Rows from a dataset.
** BEGIN **
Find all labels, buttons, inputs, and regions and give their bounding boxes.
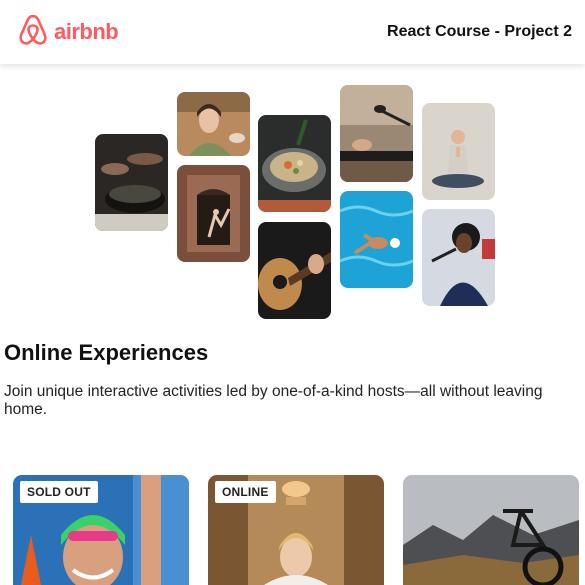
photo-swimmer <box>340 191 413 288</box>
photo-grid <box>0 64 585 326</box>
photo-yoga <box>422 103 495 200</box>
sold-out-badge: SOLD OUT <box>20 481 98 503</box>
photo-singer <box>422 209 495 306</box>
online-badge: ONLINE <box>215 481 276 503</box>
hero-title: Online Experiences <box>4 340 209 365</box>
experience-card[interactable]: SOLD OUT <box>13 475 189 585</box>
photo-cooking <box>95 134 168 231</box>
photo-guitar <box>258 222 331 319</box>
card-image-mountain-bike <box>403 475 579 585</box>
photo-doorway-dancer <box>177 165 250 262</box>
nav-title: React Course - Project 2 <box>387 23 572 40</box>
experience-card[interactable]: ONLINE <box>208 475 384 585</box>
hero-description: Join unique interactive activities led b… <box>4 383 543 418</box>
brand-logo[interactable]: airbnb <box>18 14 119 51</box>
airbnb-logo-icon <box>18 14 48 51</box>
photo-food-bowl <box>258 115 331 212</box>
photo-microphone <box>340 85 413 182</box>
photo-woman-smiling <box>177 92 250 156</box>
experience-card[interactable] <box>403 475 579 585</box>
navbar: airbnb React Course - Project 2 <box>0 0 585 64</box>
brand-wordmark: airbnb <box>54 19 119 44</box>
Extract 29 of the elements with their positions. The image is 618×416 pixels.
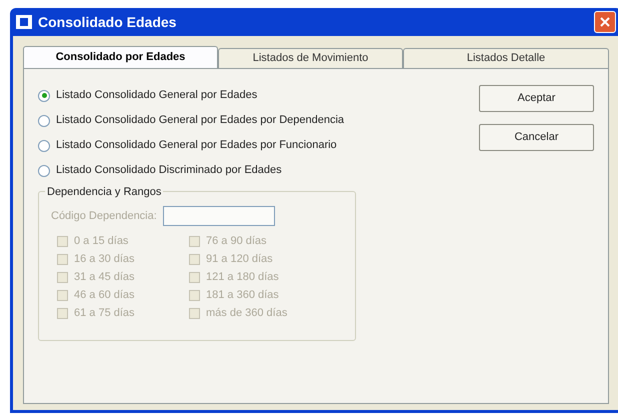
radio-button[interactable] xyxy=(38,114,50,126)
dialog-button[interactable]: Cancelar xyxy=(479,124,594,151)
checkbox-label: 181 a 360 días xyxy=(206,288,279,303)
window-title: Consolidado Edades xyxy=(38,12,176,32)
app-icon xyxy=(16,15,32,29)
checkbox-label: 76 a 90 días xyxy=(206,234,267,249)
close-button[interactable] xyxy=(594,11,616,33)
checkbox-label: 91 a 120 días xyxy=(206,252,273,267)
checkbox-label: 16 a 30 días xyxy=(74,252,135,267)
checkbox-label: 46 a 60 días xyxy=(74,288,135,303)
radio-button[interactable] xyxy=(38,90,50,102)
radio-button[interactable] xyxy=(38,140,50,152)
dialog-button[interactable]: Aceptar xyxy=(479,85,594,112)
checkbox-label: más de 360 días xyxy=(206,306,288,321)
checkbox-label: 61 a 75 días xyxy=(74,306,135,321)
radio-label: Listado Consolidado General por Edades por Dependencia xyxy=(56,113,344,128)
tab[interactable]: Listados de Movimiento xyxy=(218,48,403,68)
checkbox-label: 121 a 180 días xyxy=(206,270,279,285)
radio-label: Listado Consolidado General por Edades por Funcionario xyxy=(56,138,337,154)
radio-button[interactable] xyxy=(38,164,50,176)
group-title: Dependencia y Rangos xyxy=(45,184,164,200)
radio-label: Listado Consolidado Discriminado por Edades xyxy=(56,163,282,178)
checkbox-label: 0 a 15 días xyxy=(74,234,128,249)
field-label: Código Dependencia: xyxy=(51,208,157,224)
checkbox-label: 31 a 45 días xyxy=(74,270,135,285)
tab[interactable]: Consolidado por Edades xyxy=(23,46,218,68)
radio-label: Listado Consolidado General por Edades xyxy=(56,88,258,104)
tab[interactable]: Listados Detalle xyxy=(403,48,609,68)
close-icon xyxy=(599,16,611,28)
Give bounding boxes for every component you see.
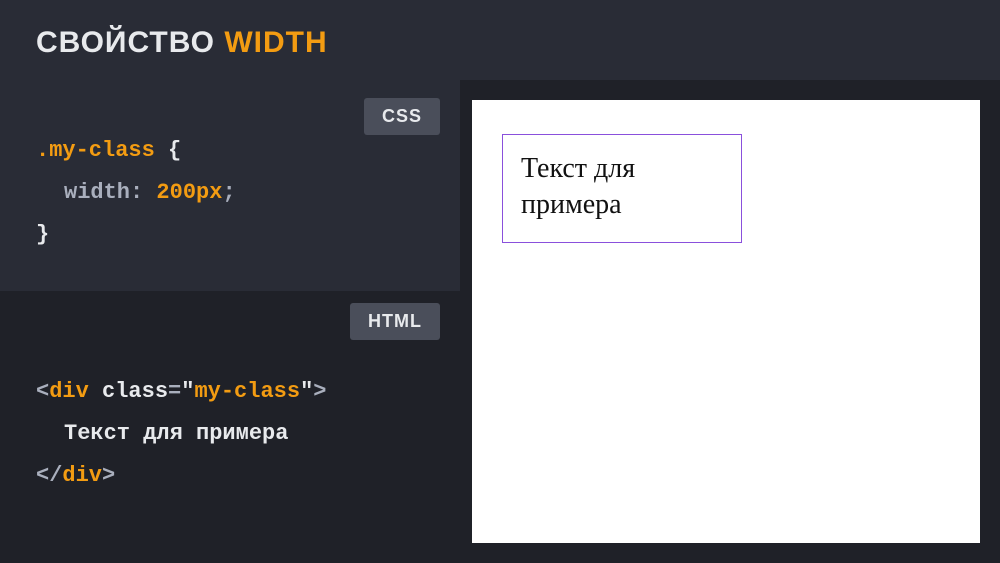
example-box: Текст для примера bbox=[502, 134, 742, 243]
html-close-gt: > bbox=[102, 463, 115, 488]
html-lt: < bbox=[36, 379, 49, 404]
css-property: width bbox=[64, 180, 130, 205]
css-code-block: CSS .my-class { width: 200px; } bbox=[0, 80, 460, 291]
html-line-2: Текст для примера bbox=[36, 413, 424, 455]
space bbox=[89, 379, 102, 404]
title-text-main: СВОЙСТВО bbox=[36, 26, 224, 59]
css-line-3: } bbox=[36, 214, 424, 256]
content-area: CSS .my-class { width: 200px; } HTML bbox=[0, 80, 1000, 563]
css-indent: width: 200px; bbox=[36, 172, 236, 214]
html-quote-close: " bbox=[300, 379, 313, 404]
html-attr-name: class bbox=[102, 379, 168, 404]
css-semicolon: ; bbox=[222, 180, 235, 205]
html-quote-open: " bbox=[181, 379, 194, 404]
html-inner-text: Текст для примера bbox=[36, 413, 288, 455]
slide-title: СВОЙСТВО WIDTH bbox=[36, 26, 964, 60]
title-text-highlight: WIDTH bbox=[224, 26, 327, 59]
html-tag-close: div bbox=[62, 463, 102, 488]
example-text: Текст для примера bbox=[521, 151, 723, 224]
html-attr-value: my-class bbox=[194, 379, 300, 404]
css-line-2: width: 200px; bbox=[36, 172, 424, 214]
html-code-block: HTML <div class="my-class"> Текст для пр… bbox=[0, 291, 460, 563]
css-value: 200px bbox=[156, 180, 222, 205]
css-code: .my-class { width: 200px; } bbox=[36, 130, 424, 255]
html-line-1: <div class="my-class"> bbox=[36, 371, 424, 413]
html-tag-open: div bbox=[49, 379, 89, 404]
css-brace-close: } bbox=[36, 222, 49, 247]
** END **
Exercise description. Copy every entry above line for line, without any changes, but leave out the pictures.

Complete response.
Find all labels, buttons, inputs, and regions and give their bounding boxes.
photo-swimmer <box>340 191 413 288</box>
photo-grid <box>0 64 585 326</box>
photo-yoga <box>422 103 495 200</box>
sold-out-badge: SOLD OUT <box>20 481 98 503</box>
photo-singer <box>422 209 495 306</box>
online-badge: ONLINE <box>215 481 276 503</box>
hero-title: Online Experiences <box>4 340 209 365</box>
experience-card[interactable]: SOLD OUT <box>13 475 189 585</box>
photo-cooking <box>95 134 168 231</box>
photo-guitar <box>258 222 331 319</box>
card-image-mountain-bike <box>403 475 579 585</box>
photo-doorway-dancer <box>177 165 250 262</box>
nav-title: React Course - Project 2 <box>387 23 572 40</box>
experience-card[interactable]: ONLINE <box>208 475 384 585</box>
hero-description: Join unique interactive activities led b… <box>4 383 543 418</box>
brand-logo[interactable]: airbnb <box>18 14 119 51</box>
airbnb-logo-icon <box>18 14 48 51</box>
photo-food-bowl <box>258 115 331 212</box>
photo-microphone <box>340 85 413 182</box>
photo-woman-smiling <box>177 92 250 156</box>
experience-card[interactable] <box>403 475 579 585</box>
navbar: airbnb React Course - Project 2 <box>0 0 585 64</box>
brand-wordmark: airbnb <box>54 19 119 44</box>
Extract 29 of the elements with their positions. The image is 618×416 pixels.
radio-button[interactable] xyxy=(38,114,50,126)
dialog-button[interactable]: Cancelar xyxy=(479,124,594,151)
checkbox-label: 181 a 360 días xyxy=(206,288,279,303)
window-title: Consolidado Edades xyxy=(38,12,176,32)
app-icon xyxy=(16,15,32,29)
checkbox-label: 76 a 90 días xyxy=(206,234,267,249)
close-button[interactable] xyxy=(594,11,616,33)
checkbox-label: 91 a 120 días xyxy=(206,252,273,267)
checkbox-label: 16 a 30 días xyxy=(74,252,135,267)
checkbox-label: 46 a 60 días xyxy=(74,288,135,303)
radio-button[interactable] xyxy=(38,90,50,102)
radio-button[interactable] xyxy=(38,140,50,152)
dialog-button[interactable]: Aceptar xyxy=(479,85,594,112)
checkbox-label: más de 360 días xyxy=(206,306,288,321)
checkbox-label: 61 a 75 días xyxy=(74,306,135,321)
radio-label: Listado Consolidado General por Edades por Dependencia xyxy=(56,113,344,128)
tab[interactable]: Listados de Movimiento xyxy=(218,48,403,68)
checkbox-label: 121 a 180 días xyxy=(206,270,279,285)
radio-label: Listado Consolidado General por Edades por Funcionario xyxy=(56,138,337,154)
radio-button[interactable] xyxy=(38,164,50,176)
group-title: Dependencia y Rangos xyxy=(45,184,164,200)
radio-label: Listado Consolidado Discriminado por Edades xyxy=(56,163,282,178)
checkbox-label: 0 a 15 días xyxy=(74,234,128,249)
field-label: Código Dependencia: xyxy=(51,208,157,224)
checkbox-label: 31 a 45 días xyxy=(74,270,135,285)
tab[interactable]: Consolidado por Edades xyxy=(23,46,218,68)
radio-label: Listado Consolidado General por Edades xyxy=(56,88,258,104)
tab[interactable]: Listados Detalle xyxy=(403,48,609,68)
close-icon xyxy=(599,16,611,28)
Give bounding boxes for every component you see.
example-box: Текст для примера bbox=[502, 134, 742, 243]
html-close-gt: > bbox=[102, 463, 115, 488]
html-lt: < bbox=[36, 379, 49, 404]
css-property: width bbox=[64, 180, 130, 205]
css-code-block: CSS .my-class { width: 200px; } bbox=[0, 80, 460, 291]
html-line-2: Текст для примера bbox=[36, 413, 424, 455]
space bbox=[89, 379, 102, 404]
title-text-main: СВОЙСТВО bbox=[36, 26, 224, 59]
css-line-3: } bbox=[36, 214, 424, 256]
content-area: CSS .my-class { width: 200px; } HTML bbox=[0, 80, 1000, 563]
css-indent: width: 200px; bbox=[36, 172, 236, 214]
html-quote-close: " bbox=[300, 379, 313, 404]
html-attr-name: class bbox=[102, 379, 168, 404]
css-semicolon: ; bbox=[222, 180, 235, 205]
html-quote-open: " bbox=[181, 379, 194, 404]
html-inner-text: Текст для примера bbox=[36, 413, 288, 455]
slide-title: СВОЙСТВО WIDTH bbox=[36, 26, 964, 60]
title-text-highlight: WIDTH bbox=[224, 26, 327, 59]
html-tag-close: div bbox=[62, 463, 102, 488]
example-text: Текст для примера bbox=[521, 151, 723, 224]
html-attr-value: my-class bbox=[194, 379, 300, 404]
css-line-2: width: 200px; bbox=[36, 172, 424, 214]
html-code-block: HTML <div class="my-class"> Текст для пр… bbox=[0, 291, 460, 563]
css-value: 200px bbox=[156, 180, 222, 205]
css-code: .my-class { width: 200px; } bbox=[36, 130, 424, 255]
html-line-1: <div class="my-class"> bbox=[36, 371, 424, 413]
html-tag-open: div bbox=[49, 379, 89, 404]
css-brace-close: } bbox=[36, 222, 49, 247]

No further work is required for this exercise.